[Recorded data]
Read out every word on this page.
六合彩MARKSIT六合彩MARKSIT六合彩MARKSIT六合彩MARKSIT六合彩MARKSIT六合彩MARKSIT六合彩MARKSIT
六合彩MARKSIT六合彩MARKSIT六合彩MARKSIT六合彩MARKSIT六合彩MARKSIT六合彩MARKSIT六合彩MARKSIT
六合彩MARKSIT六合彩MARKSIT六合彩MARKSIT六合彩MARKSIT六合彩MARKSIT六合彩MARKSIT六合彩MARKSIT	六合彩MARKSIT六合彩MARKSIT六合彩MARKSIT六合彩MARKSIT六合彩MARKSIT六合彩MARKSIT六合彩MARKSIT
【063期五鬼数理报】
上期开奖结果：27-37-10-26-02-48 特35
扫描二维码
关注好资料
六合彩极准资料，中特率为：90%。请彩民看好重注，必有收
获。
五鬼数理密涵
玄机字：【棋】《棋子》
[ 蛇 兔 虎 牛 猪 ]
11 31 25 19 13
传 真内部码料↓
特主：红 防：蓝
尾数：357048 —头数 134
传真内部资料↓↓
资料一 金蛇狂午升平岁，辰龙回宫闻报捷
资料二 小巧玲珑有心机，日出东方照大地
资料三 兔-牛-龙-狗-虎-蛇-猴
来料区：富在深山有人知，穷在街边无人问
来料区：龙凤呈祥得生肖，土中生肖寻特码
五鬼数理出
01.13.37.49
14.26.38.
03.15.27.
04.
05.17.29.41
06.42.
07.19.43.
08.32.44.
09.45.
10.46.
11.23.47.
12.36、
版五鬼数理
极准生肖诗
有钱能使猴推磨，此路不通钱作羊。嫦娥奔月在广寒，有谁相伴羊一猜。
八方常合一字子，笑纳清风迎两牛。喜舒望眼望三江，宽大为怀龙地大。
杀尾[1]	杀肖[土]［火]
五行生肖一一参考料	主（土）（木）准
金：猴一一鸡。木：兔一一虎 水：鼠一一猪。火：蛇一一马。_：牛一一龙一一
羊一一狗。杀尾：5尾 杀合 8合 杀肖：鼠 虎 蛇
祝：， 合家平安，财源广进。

Exercise requirements: Each record should come back exactly as written.

Worked solution:
Read out every word on this page.
六合彩MARKSIT六合彩MARKSIT六合彩MARKSIT六合彩MARKSIT六合彩MARKSIT六合彩MARKSIT六合彩MARKSIT
六合彩MARKSIT六合彩MARKSIT六合彩MARKSIT六合彩MARKSIT六合彩MARKSIT六合彩MARKSIT六合彩MARKSIT
六合彩MARKSIT六合彩MARKSIT六合彩MARKSIT六合彩MARKSIT六合彩MARKSIT六合彩MARKSIT六合彩MARKSIT	六合彩MARKSIT六合彩MARKSIT六合彩MARKSIT六合彩MARKSIT六合彩MARKSIT六合彩MARKSIT六合彩MARKSIT
【063期五鬼数理报】
上期开奖结果：27-37-10-26-02-48 特35
扫描二维码
关注好资料
六合彩极准资料，中特率为：90%。请彩民看好重注，必有收
获。
五鬼数理密涵
玄机字：【棋】《棋子》
[ 蛇 兔 虎 牛 猪 ]
11 31 25 19 13
传 真内部码料↓
特主：红 防：蓝
尾数：357048 —头数 134
传真内部资料↓↓
资料一 金蛇狂午升平岁，辰龙回宫闻报捷
资料二 小巧玲珑有心机，日出东方照大地
资料三 兔-牛-龙-狗-虎-蛇-猴
来料区：富在深山有人知，穷在街边无人问
来料区：龙凤呈祥得生肖，土中生肖寻特码
五鬼数理出
01.13.37.49
14.26.38.
03.15.27.
04.
05.17.29.41
06.42.
07.19.43.
08.32.44.
09.45.
10.46.
11.23.47.
12.36、
版五鬼数理
极准生肖诗
有钱能使猴推磨，此路不通钱作羊。嫦娥奔月在广寒，有谁相伴羊一猜。
八方常合一字子，笑纳清风迎两牛。喜舒望眼望三江，宽大为怀龙地大。
杀尾[1]	杀肖[土]［火]
五行生肖一一参考料	主（土）（木）准
金：猴一一鸡。木：兔一一虎 水：鼠一一猪。火：蛇一一马。_：牛一一龙一一
羊一一狗。杀尾：5尾 杀合 8合 杀肖：鼠 虎 蛇
祝：， 合家平安，财源广进。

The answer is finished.